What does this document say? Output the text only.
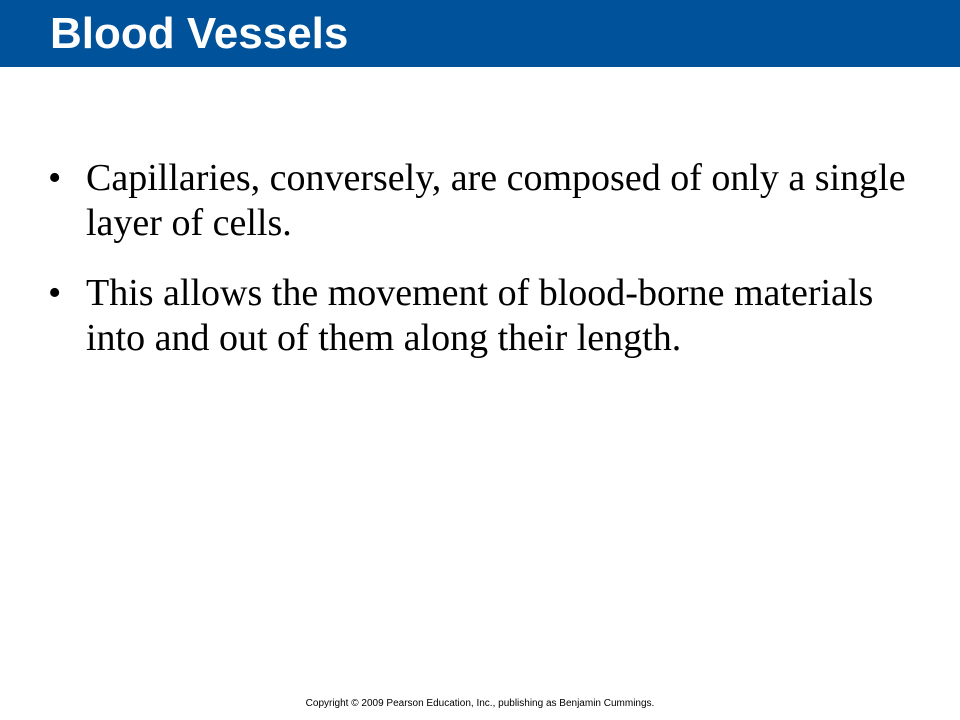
Blood Vessels
• Capillaries, conversely, are composed of only a single layer of cells.
• This allows the movement of blood-borne materials into and out of them along their length.
Copyright © 2009 Pearson Education, Inc., publishing as Benjamin Cummings.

• _Exercise directions_: Set down every record once more, word for word, without pictures.

• _Reply_:
What does this document say? Output the text only.
Blood Vessels
• Capillaries, conversely, are composed of only a single layer of cells.
• This allows the movement of blood-borne materials into and out of them along their length.
Copyright © 2009 Pearson Education, Inc., publishing as Benjamin Cummings.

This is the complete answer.